Monday, June 04, 2007

On nationalism---- in case of Japan, China, Korea--Kenneth B. Pyle

In Japan today the term “nationalism” lacks descriptive and analytical
precision to explain the motivation of the sea change underway in Japanese
foreign policy. The new Abe administration is frequently referred to as
representative of a new “hawkish nationalism.” Koizumi’s visits to the war
shrine, textbook accounts of history that seem to excuse imperialism, and
reluctance to apologize for the past depredations are seen as further evidence
of a resurgent nationalism. Yet, in my judgment, there is no significant
nationalist movement or coherent ideology in Japan today.Kenneth B. Pyle

On Chinese nationalism
In China there are a variety of nationalist ideologies, but the dominant
form is a state-led nationalism....... Patriotic education stresses the role of the communist state as the bearer of China’s historic struggle for national independence and prosperity in order to provide the legitimacy for CCP rule that communist ideology no longer provides. Beyond providing legitimacy, patriotic education is used to maintain the social cohesion necessary to support the economic growth on
which the stability of the government depends.

● ● ●

Exercise 1: Decide whether each statement agrees with the passage on nationalism in Japan and China, answering yes or no and quoting the words of the passage that settle it: (a) Japan today has a significant nationalist movement. (b) State-led nationalism is the dominant form in China. (c) China uses patriotic education to maintain social cohesion.
The passage and the listing that follows are unrelated to each other.

● ● ●

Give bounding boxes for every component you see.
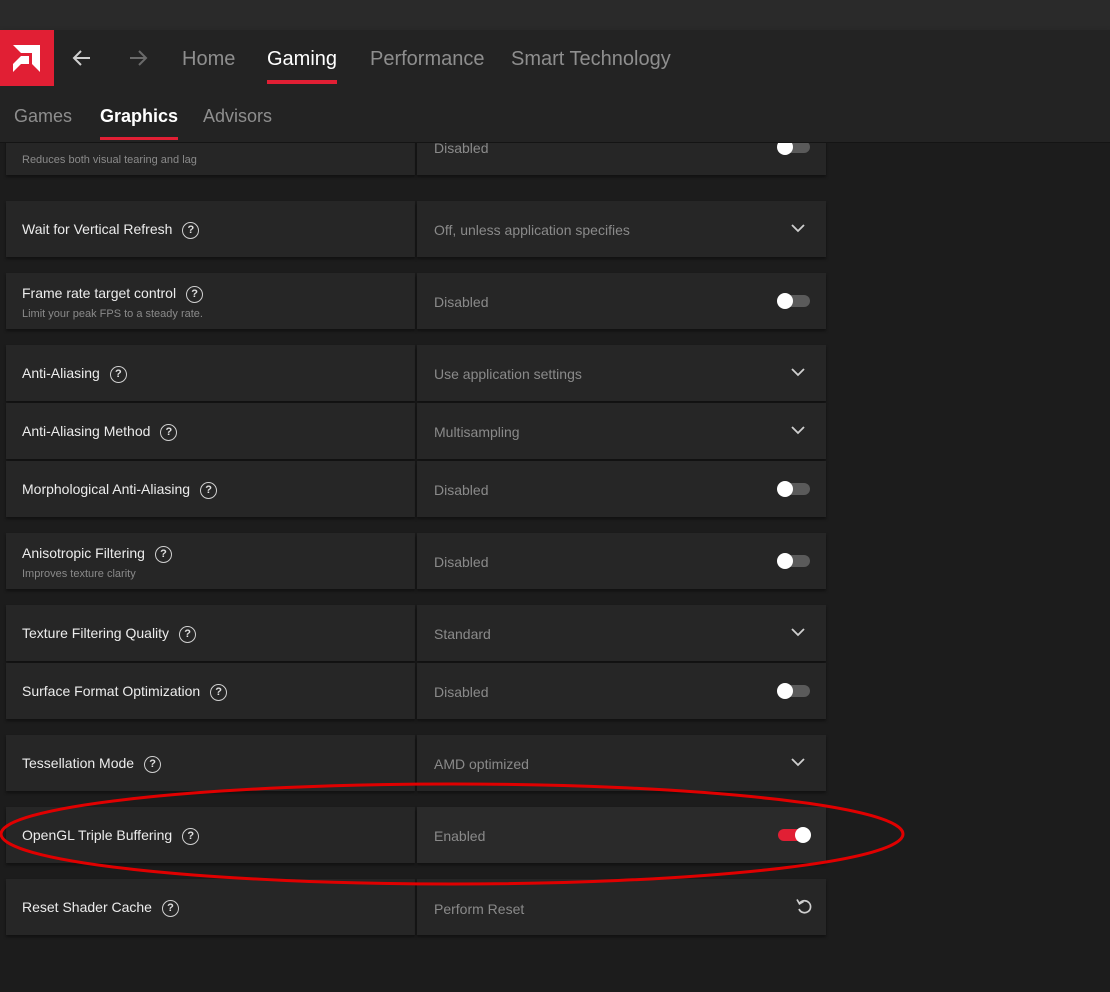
toggle-switch[interactable] <box>777 683 810 699</box>
setting-value: Use application settings <box>434 366 582 382</box>
setting-value: Perform Reset <box>434 901 525 917</box>
setting-description: Improves texture clarity <box>22 568 136 580</box>
setting-label: Anti-Aliasing Method <box>22 423 151 439</box>
help-circle-icon[interactable]: ? <box>144 755 162 773</box>
setting-label: Anti-Aliasing <box>22 365 100 381</box>
setting-row-anti-aliasing: Anti-Aliasing? Use application settings <box>6 345 826 401</box>
toggle-knob <box>777 481 793 497</box>
amd-logo-icon[interactable] <box>0 30 54 86</box>
setting-row-wait-for-vertical-refresh: Wait for Vertical Refresh? Off, unless a… <box>6 201 826 257</box>
tab-smart-technology[interactable]: Smart Technology <box>511 48 671 71</box>
setting-row-partial: Reduces both visual tearing and lag Disa… <box>6 143 826 175</box>
setting-description: Limit your peak FPS to a steady rate. <box>22 308 203 320</box>
toggle-switch[interactable] <box>777 481 810 497</box>
help-circle-icon[interactable]: ? <box>109 365 127 383</box>
setting-row-frame-rate-target-control: Frame rate target control? Limit your pe… <box>6 273 826 329</box>
setting-value: Off, unless application specifies <box>434 222 630 238</box>
setting-row-anisotropic-filtering: Anisotropic Filtering? Improves texture … <box>6 533 826 589</box>
setting-value: Disabled <box>434 554 489 570</box>
subtab-graphics[interactable]: Graphics <box>100 106 179 140</box>
toggle-switch[interactable] <box>777 143 810 155</box>
toggle-knob <box>777 293 793 309</box>
sub-nav-bar: Games Graphics Advisors <box>0 86 1110 143</box>
setting-label: Anisotropic Filtering <box>22 545 145 561</box>
toggle-knob <box>777 553 793 569</box>
setting-value: Standard <box>434 626 491 642</box>
back-arrow-icon[interactable] <box>70 46 94 70</box>
toggle-switch[interactable] <box>777 553 810 569</box>
setting-label: Texture Filtering Quality <box>22 625 170 641</box>
toggle-knob <box>777 143 793 155</box>
setting-row-anti-aliasing-method: Anti-Aliasing Method? Multisampling <box>6 403 826 459</box>
setting-value: Disabled <box>434 143 489 156</box>
title-bar <box>0 0 1110 30</box>
help-circle-icon[interactable]: ? <box>186 285 204 303</box>
reset-icon <box>796 899 812 914</box>
setting-label: Surface Format Optimization <box>22 683 201 699</box>
setting-value: Disabled <box>434 294 489 310</box>
setting-label: Wait for Vertical Refresh <box>22 221 173 237</box>
setting-label: Reset Shader Cache <box>22 899 152 915</box>
chevron-down-icon <box>791 368 805 377</box>
setting-row-surface-format-optimization: Surface Format Optimization? Disabled <box>6 663 826 719</box>
setting-label: Frame rate target control <box>22 285 177 301</box>
dropdown[interactable]: Standard <box>417 605 826 661</box>
tab-gaming[interactable]: Gaming <box>267 48 338 84</box>
setting-value: AMD optimized <box>434 756 529 772</box>
tab-performance[interactable]: Performance <box>370 48 485 71</box>
setting-value: Multisampling <box>434 424 520 440</box>
help-circle-icon[interactable]: ? <box>160 423 178 441</box>
help-circle-icon[interactable]: ? <box>161 899 179 917</box>
dropdown[interactable]: Use application settings <box>417 345 826 401</box>
setting-value: Disabled <box>434 482 489 498</box>
chevron-down-icon <box>791 758 805 767</box>
setting-description: Reduces both visual tearing and lag <box>22 154 197 166</box>
highlight-annotation-ellipse <box>0 782 905 886</box>
forward-arrow-icon[interactable] <box>126 46 150 70</box>
setting-label: Tessellation Mode <box>22 755 135 771</box>
help-circle-icon[interactable]: ? <box>200 481 218 499</box>
toggle-switch[interactable] <box>777 293 810 309</box>
help-circle-icon[interactable]: ? <box>210 683 228 701</box>
toggle-knob <box>777 683 793 699</box>
dropdown[interactable]: Off, unless application specifies <box>417 201 826 257</box>
subtab-games[interactable]: Games <box>14 106 72 127</box>
tab-home[interactable]: Home <box>182 48 235 71</box>
setting-row-morphological-anti-aliasing: Morphological Anti-Aliasing? Disabled <box>6 461 826 517</box>
chevron-down-icon <box>791 628 805 637</box>
help-circle-icon[interactable]: ? <box>179 625 197 643</box>
help-circle-icon[interactable]: ? <box>182 221 200 239</box>
help-circle-icon[interactable]: ? <box>154 545 172 563</box>
setting-row-texture-filtering-quality: Texture Filtering Quality? Standard <box>6 605 826 661</box>
subtab-advisors[interactable]: Advisors <box>203 106 272 127</box>
chevron-down-icon <box>791 224 805 233</box>
setting-value: Disabled <box>434 684 489 700</box>
dropdown[interactable]: Multisampling <box>417 403 826 459</box>
chevron-down-icon <box>791 426 805 435</box>
top-nav-bar: Home Gaming Performance Smart Technology <box>0 30 1110 86</box>
setting-label: Morphological Anti-Aliasing <box>22 481 191 497</box>
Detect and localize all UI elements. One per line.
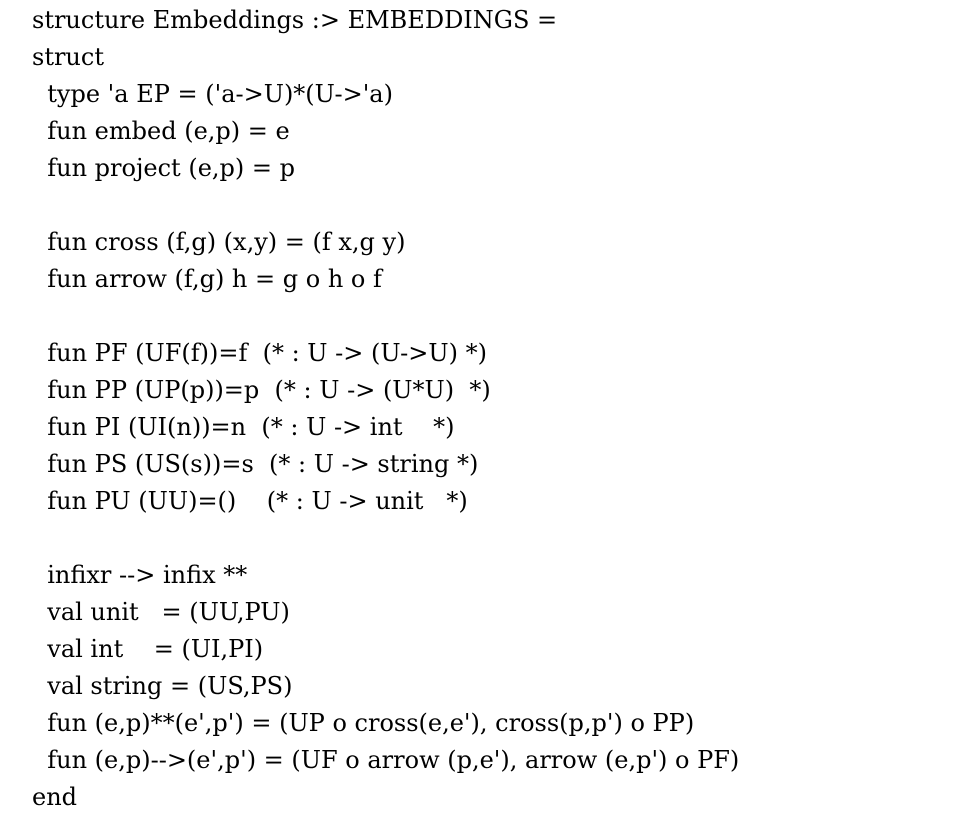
code-line-18: val int = (UI,PI) [32, 635, 264, 663]
code-line-1: structure Embeddings :> EMBEDDINGS = [32, 6, 558, 34]
code-line-5: fun project (e,p) = p [32, 154, 295, 182]
code-line-7: fun cross (f,g) (x,y) = (f x,g y) [32, 228, 406, 256]
code-line-22: end [32, 783, 78, 811]
code-line-10: fun PF (UF(f))=f (* : U -> (U->U) *) [32, 339, 487, 367]
code-line-11: fun PP (UP(p))=p (* : U -> (U*U) *) [32, 376, 491, 404]
code-line-13: fun PS (US(s))=s (* : U -> string *) [32, 450, 479, 478]
code-line-17: val unit = (UU,PU) [32, 598, 290, 626]
code-line-3: type 'a EP = ('a->U)*(U->'a) [32, 80, 393, 108]
code-line-4: fun embed (e,p) = e [32, 117, 290, 145]
code-line-16: infixr --> infix ** [32, 561, 248, 589]
code-line-2: struct [32, 43, 104, 71]
sml-code-listing: structure Embeddings :> EMBEDDINGS = stru… [32, 2, 739, 816]
code-line-12: fun PI (UI(n))=n (* : U -> int *) [32, 413, 455, 441]
code-line-20: fun (e,p)**(e',p') = (UP o cross(e,e'), … [32, 709, 695, 737]
code-line-14: fun PU (UU)=() (* : U -> unit *) [32, 487, 468, 515]
code-line-19: val string = (US,PS) [32, 672, 293, 700]
code-line-8: fun arrow (f,g) h = g o h o f [32, 265, 382, 293]
code-line-21: fun (e,p)-->(e',p') = (UF o arrow (p,e')… [32, 746, 740, 774]
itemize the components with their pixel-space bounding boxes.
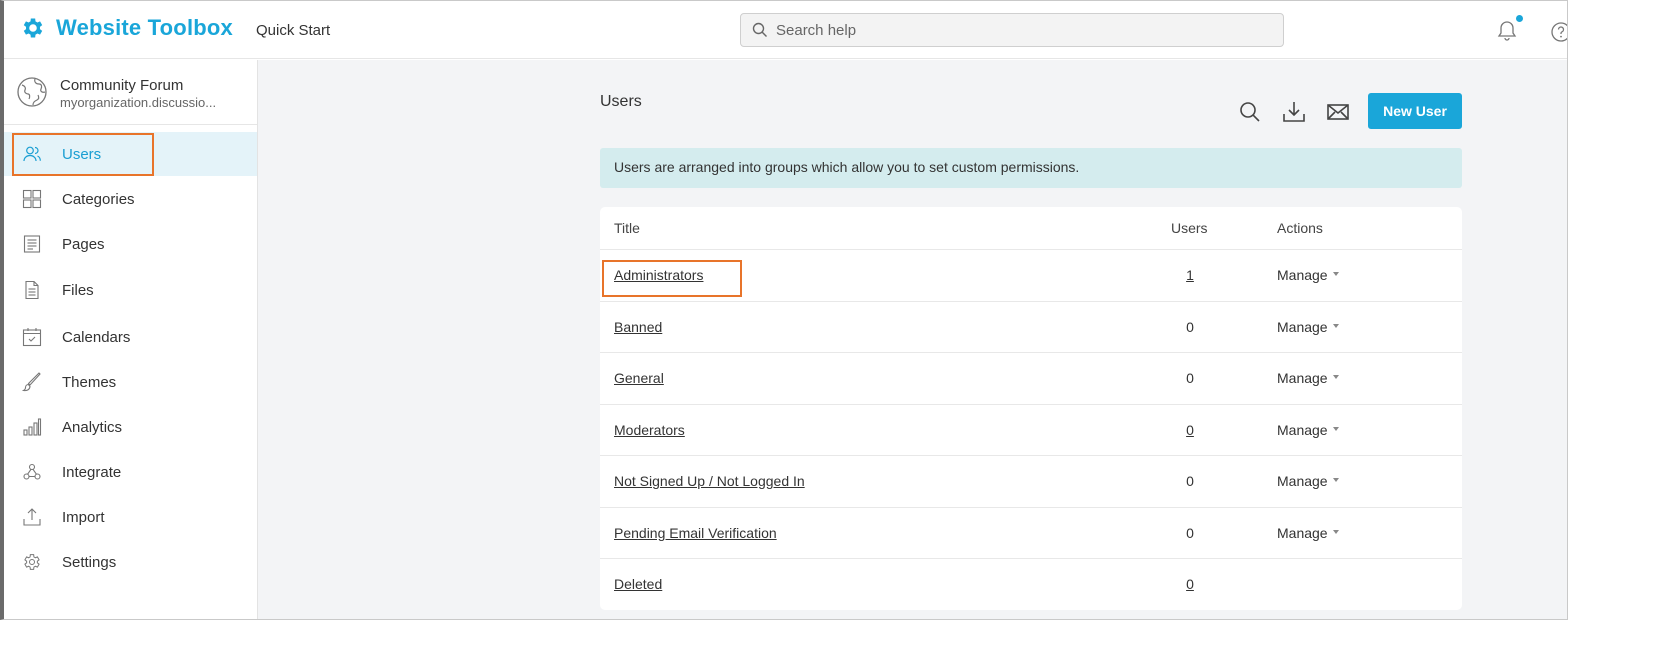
- org-switcher[interactable]: Community Forum myorganization.discussio…: [4, 60, 257, 125]
- user-count: 0: [1186, 524, 1194, 541]
- search-icon[interactable]: [1238, 100, 1262, 124]
- table-row: Pending Email Verification 0 Manage: [600, 506, 1462, 559]
- sidebar-item-label: Calendars: [62, 328, 131, 346]
- search-box[interactable]: [740, 13, 1284, 47]
- help-icon[interactable]: [1550, 21, 1568, 43]
- sidebar-item-calendars[interactable]: Calendars: [4, 315, 257, 359]
- quick-start-link[interactable]: Quick Start: [256, 22, 330, 39]
- group-title-link[interactable]: Deleted: [614, 576, 662, 592]
- manage-label: Manage: [1277, 421, 1328, 438]
- sidebar-item-label: Settings: [62, 553, 117, 571]
- table-row: Administrators 1 Manage: [600, 249, 1462, 301]
- caret-down-icon: [1332, 323, 1339, 328]
- user-count: 0: [1186, 370, 1194, 386]
- table-row: General 0 Manage: [600, 352, 1462, 404]
- group-title-link[interactable]: Banned: [614, 319, 662, 335]
- manage-dropdown[interactable]: Manage: [1277, 473, 1339, 489]
- manage-dropdown[interactable]: Manage: [1277, 525, 1339, 541]
- manage-dropdown[interactable]: Manage: [1277, 319, 1339, 335]
- manage-label: Manage: [1277, 267, 1328, 283]
- brand-logo[interactable]: Website Toolbox: [20, 15, 233, 41]
- caret-down-icon: [1332, 375, 1339, 380]
- gear-icon: [23, 18, 43, 38]
- sidebar-item-integrate[interactable]: Integrate: [4, 450, 257, 494]
- search-icon: [752, 22, 767, 37]
- group-title-link[interactable]: Administrators: [614, 267, 703, 283]
- user-count: 0: [1186, 473, 1194, 489]
- sidebar-item-label: Import: [62, 508, 105, 526]
- sidebar-item-categories[interactable]: Categories: [4, 177, 257, 221]
- manage-label: Manage: [1277, 318, 1328, 335]
- page-icon: [23, 235, 41, 253]
- sidebar-item-files[interactable]: Files: [4, 268, 257, 312]
- table-row: Moderators 0 Manage: [600, 403, 1462, 456]
- sidebar-item-label: Pages: [62, 235, 105, 253]
- bell-icon[interactable]: [1496, 19, 1518, 41]
- caret-down-icon: [1332, 272, 1339, 277]
- app-window: Website Toolbox Quick Start C: [0, 0, 1568, 620]
- table-row: Banned 0 Manage: [600, 300, 1462, 353]
- group-title-link[interactable]: General: [614, 370, 664, 386]
- sidebar-item-themes[interactable]: Themes: [4, 360, 257, 404]
- user-count: 0: [1186, 318, 1194, 335]
- sidebar-item-settings[interactable]: Settings: [4, 540, 257, 584]
- search-input[interactable]: [776, 21, 1256, 39]
- sidebar-item-label: Integrate: [62, 463, 122, 481]
- sidebar: Community Forum myorganization.discussio…: [4, 60, 258, 619]
- top-bar: Website Toolbox Quick Start: [4, 1, 1567, 59]
- info-banner: Users are arranged into groups which all…: [600, 148, 1462, 188]
- group-title-link[interactable]: Pending Email Verification: [614, 525, 777, 541]
- sidebar-item-import[interactable]: Import: [4, 495, 257, 539]
- table-row: Deleted 0: [600, 558, 1462, 610]
- bar-chart-icon: [23, 418, 42, 436]
- manage-dropdown[interactable]: Manage: [1277, 422, 1339, 438]
- sidebar-item-analytics[interactable]: Analytics: [4, 405, 257, 449]
- column-header-actions: Actions: [1277, 220, 1323, 236]
- grid-icon: [22, 189, 42, 209]
- mail-icon[interactable]: [1326, 100, 1350, 124]
- user-count-link[interactable]: 0: [1180, 422, 1200, 438]
- sidebar-item-label: Users: [62, 145, 102, 163]
- sidebar-item-users[interactable]: Users: [4, 132, 257, 176]
- org-url: myorganization.discussio...: [60, 95, 217, 110]
- group-title-link[interactable]: Moderators: [614, 422, 685, 438]
- column-header-title: Title: [614, 220, 640, 236]
- upload-icon: [23, 508, 41, 526]
- sidebar-item-label: Themes: [62, 373, 117, 391]
- user-count-link[interactable]: 1: [1180, 267, 1200, 283]
- brush-icon: [22, 372, 41, 392]
- manage-dropdown[interactable]: Manage: [1277, 370, 1339, 386]
- org-title: Community Forum: [60, 77, 184, 94]
- calendar-icon: [22, 328, 42, 347]
- sidebar-item-label: Files: [62, 281, 94, 299]
- users-icon: [23, 146, 41, 162]
- table-row: Not Signed Up / Not Logged In 0 Manage: [600, 455, 1462, 507]
- manage-label: Manage: [1277, 370, 1328, 386]
- globe-icon: [17, 77, 47, 107]
- sidebar-item-label: Analytics: [62, 418, 123, 436]
- page-title: Users: [600, 93, 642, 110]
- caret-down-icon: [1332, 478, 1339, 483]
- manage-dropdown[interactable]: Manage: [1277, 267, 1339, 283]
- groups-table: Title Users Actions Administrators 1 Man…: [600, 207, 1462, 610]
- notification-dot: [1516, 15, 1523, 22]
- user-count-link[interactable]: 0: [1180, 576, 1200, 592]
- new-user-button[interactable]: New User: [1368, 93, 1462, 129]
- sidebar-item-label: Categories: [62, 190, 135, 208]
- download-icon[interactable]: [1282, 100, 1306, 124]
- main-content: Users New User Users are arranged into g…: [258, 60, 1567, 619]
- caret-down-icon: [1332, 529, 1339, 534]
- manage-label: Manage: [1277, 473, 1328, 489]
- webhook-icon: [23, 463, 41, 480]
- caret-down-icon: [1332, 426, 1339, 431]
- sidebar-item-pages[interactable]: Pages: [4, 222, 257, 266]
- file-icon: [25, 280, 39, 300]
- manage-label: Manage: [1277, 524, 1328, 541]
- column-header-users: Users: [1171, 220, 1208, 236]
- brand-name: Website Toolbox: [56, 15, 233, 40]
- gear-icon: [24, 554, 40, 570]
- group-title-link[interactable]: Not Signed Up / Not Logged In: [614, 473, 805, 489]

● ● ●

Exercise 2: From the listing, lay out as a numbered list the lines running from the line with "- org-switcher[interactable]: Community" to the line with "- search-box[interactable]: [740, 13, 1284, 47]", both included, leaving out blank lines.

Complete output 1:
(a) No: "there is no significant nationalist movement or coherent ideology in Japan today"
(b) Yes: "the dominant form is a state-led nationalism"
(c) Yes: "patriotic education is used to maintain the social cohesion necessary to support the economic growth"

Complete output 2:
1. - org-switcher[interactable]: Community Forum myorganization.discussio…: [4, 60, 257, 125]
2. - user-count: 0: [1186, 524, 1194, 541]
3. - search-icon[interactable]: [1238, 100, 1262, 124]
4. - table-row: Pending Email Verification 0 Manage: [600, 506, 1462, 559]
5. - sidebar-item-label: Calendars: [62, 328, 131, 346]
6. - search-box[interactable]: [740, 13, 1284, 47]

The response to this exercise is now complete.